### PROVIDED RECORDS
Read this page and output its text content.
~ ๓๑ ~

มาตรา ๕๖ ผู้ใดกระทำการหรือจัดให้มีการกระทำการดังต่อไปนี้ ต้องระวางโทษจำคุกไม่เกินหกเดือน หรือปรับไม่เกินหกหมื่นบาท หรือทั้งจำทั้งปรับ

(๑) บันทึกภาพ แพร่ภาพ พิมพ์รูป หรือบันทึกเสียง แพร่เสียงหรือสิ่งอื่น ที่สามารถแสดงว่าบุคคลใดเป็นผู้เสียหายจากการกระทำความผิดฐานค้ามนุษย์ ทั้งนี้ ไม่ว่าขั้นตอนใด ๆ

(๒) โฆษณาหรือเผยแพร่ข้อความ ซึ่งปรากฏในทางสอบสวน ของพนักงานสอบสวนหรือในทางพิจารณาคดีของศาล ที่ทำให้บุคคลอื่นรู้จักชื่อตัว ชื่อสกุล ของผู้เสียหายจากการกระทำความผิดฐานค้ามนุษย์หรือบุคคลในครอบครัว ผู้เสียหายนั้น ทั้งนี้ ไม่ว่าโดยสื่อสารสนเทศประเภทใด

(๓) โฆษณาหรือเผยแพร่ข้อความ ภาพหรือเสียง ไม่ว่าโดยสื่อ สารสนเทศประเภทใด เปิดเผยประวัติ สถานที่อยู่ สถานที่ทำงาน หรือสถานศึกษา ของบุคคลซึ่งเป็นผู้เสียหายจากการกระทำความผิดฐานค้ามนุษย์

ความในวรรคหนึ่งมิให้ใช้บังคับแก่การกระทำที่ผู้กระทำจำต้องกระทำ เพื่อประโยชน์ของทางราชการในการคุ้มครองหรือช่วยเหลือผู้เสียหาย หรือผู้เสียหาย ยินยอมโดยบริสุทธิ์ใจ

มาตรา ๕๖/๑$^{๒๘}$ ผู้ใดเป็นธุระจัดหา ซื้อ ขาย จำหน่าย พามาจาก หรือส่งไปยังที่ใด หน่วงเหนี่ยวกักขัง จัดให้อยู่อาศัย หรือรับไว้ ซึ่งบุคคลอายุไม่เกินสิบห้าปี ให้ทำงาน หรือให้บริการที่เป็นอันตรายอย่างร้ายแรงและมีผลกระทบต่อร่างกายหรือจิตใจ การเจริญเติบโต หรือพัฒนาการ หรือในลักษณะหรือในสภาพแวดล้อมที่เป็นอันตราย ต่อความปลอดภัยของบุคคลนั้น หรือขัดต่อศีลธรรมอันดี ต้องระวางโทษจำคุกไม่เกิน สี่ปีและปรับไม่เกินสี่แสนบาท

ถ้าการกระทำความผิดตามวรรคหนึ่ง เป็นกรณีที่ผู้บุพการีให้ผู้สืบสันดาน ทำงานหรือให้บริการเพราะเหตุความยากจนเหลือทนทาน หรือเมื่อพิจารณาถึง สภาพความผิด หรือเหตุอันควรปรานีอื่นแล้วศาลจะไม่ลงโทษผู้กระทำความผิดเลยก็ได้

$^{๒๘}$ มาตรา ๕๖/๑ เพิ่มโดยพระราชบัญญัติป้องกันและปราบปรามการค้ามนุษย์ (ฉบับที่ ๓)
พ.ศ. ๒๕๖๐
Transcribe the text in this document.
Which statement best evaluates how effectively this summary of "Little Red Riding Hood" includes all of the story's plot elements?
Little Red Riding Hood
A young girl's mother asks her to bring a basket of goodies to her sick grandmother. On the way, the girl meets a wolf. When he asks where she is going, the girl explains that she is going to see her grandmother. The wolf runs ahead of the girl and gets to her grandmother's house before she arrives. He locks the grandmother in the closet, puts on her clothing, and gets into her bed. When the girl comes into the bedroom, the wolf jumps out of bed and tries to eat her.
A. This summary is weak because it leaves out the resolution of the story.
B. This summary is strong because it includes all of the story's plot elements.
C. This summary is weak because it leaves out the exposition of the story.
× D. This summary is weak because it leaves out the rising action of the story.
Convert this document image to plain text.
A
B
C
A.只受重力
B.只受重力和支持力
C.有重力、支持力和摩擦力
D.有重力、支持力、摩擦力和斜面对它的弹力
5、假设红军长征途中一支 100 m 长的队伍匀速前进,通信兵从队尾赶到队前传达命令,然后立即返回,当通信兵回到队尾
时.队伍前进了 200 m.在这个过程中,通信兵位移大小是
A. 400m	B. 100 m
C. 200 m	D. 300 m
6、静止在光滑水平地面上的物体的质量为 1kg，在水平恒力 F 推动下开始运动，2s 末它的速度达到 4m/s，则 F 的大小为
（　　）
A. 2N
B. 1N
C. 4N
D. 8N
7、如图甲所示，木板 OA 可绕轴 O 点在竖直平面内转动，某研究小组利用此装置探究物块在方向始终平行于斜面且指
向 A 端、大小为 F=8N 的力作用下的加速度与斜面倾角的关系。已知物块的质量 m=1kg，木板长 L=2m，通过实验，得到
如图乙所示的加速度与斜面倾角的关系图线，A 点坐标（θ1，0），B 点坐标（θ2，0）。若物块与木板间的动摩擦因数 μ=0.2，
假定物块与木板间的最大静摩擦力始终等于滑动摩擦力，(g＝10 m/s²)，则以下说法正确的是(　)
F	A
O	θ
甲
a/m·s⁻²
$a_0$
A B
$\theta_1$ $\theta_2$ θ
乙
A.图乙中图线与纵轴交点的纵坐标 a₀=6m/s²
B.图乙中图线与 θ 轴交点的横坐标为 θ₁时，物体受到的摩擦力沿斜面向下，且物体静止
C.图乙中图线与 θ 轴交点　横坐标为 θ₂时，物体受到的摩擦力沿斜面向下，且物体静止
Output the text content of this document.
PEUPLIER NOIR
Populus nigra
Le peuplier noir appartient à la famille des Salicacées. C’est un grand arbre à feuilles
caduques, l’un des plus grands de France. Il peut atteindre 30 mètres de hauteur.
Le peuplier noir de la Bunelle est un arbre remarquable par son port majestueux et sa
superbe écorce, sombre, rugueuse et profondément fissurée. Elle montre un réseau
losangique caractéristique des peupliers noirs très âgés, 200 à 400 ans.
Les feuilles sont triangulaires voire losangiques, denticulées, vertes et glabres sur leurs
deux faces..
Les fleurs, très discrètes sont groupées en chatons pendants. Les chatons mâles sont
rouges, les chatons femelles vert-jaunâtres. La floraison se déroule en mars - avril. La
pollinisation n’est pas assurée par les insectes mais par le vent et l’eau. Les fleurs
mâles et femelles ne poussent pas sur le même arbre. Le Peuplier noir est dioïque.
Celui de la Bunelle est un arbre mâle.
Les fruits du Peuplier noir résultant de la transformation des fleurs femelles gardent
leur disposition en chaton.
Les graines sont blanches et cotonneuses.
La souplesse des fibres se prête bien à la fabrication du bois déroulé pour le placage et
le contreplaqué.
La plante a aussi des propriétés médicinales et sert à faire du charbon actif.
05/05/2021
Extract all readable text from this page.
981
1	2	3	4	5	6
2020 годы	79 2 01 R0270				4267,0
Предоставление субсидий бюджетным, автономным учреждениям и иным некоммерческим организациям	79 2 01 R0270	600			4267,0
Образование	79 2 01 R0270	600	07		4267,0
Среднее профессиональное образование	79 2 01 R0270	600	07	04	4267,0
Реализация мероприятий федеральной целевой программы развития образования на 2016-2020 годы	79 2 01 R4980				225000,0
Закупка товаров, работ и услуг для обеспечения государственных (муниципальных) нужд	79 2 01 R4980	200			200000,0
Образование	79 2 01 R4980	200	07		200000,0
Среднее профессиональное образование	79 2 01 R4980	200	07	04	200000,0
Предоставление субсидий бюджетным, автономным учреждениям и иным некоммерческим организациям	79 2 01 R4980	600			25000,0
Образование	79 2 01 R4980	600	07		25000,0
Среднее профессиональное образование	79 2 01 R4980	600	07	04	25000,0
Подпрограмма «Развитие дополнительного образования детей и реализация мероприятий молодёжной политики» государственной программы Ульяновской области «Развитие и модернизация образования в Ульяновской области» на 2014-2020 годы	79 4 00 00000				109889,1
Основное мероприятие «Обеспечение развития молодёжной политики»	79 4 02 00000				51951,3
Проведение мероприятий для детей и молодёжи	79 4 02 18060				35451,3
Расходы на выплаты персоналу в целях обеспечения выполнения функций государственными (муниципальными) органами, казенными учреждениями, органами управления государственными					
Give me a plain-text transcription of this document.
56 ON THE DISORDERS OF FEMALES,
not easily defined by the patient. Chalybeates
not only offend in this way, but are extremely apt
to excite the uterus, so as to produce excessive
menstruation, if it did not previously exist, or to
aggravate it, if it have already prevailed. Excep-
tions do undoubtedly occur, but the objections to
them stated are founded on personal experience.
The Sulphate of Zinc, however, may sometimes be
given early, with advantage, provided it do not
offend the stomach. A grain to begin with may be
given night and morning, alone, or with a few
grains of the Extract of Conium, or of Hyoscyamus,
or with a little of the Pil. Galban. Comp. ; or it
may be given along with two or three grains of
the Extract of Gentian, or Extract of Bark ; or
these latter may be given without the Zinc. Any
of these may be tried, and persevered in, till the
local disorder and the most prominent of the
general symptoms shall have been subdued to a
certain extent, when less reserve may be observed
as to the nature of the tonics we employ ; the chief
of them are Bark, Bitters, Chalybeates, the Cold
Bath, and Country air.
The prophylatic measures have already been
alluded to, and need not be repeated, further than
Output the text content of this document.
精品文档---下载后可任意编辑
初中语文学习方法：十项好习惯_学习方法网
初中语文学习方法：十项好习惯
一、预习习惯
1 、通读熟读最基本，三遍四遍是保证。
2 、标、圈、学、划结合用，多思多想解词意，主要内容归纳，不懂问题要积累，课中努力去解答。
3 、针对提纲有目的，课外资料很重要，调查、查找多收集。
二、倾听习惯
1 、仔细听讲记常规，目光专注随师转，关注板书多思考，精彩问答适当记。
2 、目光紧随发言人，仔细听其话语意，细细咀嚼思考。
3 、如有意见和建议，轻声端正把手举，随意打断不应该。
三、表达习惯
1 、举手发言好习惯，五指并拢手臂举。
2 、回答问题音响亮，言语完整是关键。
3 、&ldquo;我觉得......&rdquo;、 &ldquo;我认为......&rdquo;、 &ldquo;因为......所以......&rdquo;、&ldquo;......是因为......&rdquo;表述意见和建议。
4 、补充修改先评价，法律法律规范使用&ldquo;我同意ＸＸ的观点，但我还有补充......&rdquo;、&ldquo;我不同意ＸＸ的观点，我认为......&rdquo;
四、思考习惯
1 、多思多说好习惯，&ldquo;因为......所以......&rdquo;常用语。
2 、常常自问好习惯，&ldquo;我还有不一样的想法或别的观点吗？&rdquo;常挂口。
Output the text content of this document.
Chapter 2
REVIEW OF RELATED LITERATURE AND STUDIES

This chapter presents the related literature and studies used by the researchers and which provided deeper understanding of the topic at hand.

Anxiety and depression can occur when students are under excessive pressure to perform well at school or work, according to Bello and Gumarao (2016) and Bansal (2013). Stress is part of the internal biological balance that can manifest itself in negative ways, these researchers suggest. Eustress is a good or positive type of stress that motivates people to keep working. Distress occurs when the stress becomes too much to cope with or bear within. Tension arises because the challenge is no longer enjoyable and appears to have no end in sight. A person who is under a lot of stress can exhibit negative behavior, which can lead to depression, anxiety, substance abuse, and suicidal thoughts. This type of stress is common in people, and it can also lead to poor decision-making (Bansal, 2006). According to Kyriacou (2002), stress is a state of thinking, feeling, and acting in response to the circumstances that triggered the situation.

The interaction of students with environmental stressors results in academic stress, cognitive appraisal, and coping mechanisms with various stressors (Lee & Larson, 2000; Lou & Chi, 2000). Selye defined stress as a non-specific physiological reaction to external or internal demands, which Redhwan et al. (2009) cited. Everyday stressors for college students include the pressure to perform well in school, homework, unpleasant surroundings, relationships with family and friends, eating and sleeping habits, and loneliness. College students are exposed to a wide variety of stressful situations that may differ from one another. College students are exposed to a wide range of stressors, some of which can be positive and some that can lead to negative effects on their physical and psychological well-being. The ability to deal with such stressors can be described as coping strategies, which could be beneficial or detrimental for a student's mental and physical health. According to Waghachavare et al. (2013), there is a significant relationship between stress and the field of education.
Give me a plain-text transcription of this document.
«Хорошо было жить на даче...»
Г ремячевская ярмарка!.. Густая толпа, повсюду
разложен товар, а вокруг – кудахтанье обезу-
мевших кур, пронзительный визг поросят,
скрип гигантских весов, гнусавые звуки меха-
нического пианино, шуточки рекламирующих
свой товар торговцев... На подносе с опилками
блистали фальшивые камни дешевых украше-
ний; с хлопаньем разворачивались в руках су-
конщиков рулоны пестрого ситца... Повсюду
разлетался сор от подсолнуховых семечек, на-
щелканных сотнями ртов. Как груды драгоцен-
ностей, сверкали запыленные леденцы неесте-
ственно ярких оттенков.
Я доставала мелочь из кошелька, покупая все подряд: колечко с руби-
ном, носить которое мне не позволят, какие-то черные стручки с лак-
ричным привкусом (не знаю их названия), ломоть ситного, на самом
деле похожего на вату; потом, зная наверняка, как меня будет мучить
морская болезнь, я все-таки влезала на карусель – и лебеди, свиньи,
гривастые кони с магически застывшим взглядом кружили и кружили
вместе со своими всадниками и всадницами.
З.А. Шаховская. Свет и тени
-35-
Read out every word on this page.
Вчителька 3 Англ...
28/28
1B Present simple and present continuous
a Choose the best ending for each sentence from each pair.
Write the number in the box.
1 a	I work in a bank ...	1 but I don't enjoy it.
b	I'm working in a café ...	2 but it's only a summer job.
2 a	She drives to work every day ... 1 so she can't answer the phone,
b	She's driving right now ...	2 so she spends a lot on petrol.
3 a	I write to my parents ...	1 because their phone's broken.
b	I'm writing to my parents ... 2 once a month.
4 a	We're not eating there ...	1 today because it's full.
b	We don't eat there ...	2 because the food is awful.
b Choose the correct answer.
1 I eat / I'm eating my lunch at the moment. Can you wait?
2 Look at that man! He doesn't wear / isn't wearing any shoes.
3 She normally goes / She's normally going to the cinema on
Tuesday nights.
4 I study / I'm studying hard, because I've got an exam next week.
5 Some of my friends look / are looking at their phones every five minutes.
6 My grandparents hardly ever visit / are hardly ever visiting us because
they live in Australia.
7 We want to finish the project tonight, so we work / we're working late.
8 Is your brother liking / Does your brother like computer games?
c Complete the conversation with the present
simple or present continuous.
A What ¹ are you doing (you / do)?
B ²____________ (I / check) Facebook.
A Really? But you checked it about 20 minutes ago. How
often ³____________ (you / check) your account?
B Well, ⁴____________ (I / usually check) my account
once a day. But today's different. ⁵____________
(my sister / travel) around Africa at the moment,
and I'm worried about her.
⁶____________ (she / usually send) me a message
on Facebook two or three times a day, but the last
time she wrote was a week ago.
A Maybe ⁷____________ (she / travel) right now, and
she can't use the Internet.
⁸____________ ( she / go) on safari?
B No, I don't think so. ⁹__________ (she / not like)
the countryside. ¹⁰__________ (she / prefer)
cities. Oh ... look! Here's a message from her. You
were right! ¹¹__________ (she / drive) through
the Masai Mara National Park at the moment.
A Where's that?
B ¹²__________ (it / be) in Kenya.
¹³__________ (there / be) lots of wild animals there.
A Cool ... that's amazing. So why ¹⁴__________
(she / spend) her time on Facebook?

### REQUIRED TASK
Lines containing the word "มาตรา" are to be counted in the listing; state their number alone.

### WORKED SOLUTION
3